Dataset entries
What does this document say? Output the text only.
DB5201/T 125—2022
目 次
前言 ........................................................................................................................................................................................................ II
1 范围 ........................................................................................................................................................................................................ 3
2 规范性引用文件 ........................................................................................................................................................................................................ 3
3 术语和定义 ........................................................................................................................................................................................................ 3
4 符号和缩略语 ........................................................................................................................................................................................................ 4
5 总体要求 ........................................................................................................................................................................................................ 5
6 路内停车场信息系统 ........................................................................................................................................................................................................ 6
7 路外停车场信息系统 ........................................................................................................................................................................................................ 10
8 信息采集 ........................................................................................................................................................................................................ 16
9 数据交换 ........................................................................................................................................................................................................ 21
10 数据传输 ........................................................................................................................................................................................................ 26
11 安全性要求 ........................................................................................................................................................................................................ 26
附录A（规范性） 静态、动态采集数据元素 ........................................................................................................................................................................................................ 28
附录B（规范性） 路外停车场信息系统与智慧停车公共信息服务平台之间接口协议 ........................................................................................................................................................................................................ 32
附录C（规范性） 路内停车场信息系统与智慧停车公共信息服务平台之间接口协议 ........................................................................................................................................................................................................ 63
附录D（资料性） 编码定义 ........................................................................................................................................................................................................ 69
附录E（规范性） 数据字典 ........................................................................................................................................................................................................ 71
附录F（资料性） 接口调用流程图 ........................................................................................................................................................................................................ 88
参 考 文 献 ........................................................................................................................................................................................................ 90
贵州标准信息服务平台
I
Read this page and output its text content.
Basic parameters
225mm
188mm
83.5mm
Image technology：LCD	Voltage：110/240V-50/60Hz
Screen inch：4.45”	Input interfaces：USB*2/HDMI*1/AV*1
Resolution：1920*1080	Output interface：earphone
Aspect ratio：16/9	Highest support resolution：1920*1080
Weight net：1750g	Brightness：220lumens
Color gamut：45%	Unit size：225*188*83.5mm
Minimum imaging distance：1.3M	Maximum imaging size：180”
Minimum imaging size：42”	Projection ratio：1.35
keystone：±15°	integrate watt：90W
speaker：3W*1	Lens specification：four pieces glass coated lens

▶ Do this
Set down each entry again, unchanged.

▶ Written response
What does this document say? Output the text only.
DB5201/T 125—2022
目 次
前言 ........................................................................................................................................................................................................ II
1 范围 ........................................................................................................................................................................................................ 3
2 规范性引用文件 ........................................................................................................................................................................................................ 3
3 术语和定义 ........................................................................................................................................................................................................ 3
4 符号和缩略语 ........................................................................................................................................................................................................ 4
5 总体要求 ........................................................................................................................................................................................................ 5
6 路内停车场信息系统 ........................................................................................................................................................................................................ 6
7 路外停车场信息系统 ........................................................................................................................................................................................................ 10
8 信息采集 ........................................................................................................................................................................................................ 16
9 数据交换 ........................................................................................................................................................................................................ 21
10 数据传输 ........................................................................................................................................................................................................ 26
11 安全性要求 ........................................................................................................................................................................................................ 26
附录A（规范性） 静态、动态采集数据元素 ........................................................................................................................................................................................................ 28
附录B（规范性） 路外停车场信息系统与智慧停车公共信息服务平台之间接口协议 ........................................................................................................................................................................................................ 32
附录C（规范性） 路内停车场信息系统与智慧停车公共信息服务平台之间接口协议 ........................................................................................................................................................................................................ 63
附录D（资料性） 编码定义 ........................................................................................................................................................................................................ 69
附录E（规范性） 数据字典 ........................................................................................................................................................................................................ 71
附录F（资料性） 接口调用流程图 ........................................................................................................................................................................................................ 88
参 考 文 献 ........................................................................................................................................................................................................ 90
贵州标准信息服务平台
I
Read this page and output its text content.
Basic parameters
225mm
188mm
83.5mm
Image technology：LCD	Voltage：110/240V-50/60Hz
Screen inch：4.45”	Input interfaces：USB*2/HDMI*1/AV*1
Resolution：1920*1080	Output interface：earphone
Aspect ratio：16/9	Highest support resolution：1920*1080
Weight net：1750g	Brightness：220lumens
Color gamut：45%	Unit size：225*188*83.5mm
Minimum imaging distance：1.3M	Maximum imaging size：180”
Minimum imaging size：42”	Projection ratio：1.35
keystone：±15°	integrate watt：90W
speaker：3W*1	Lens specification：four pieces glass coated lens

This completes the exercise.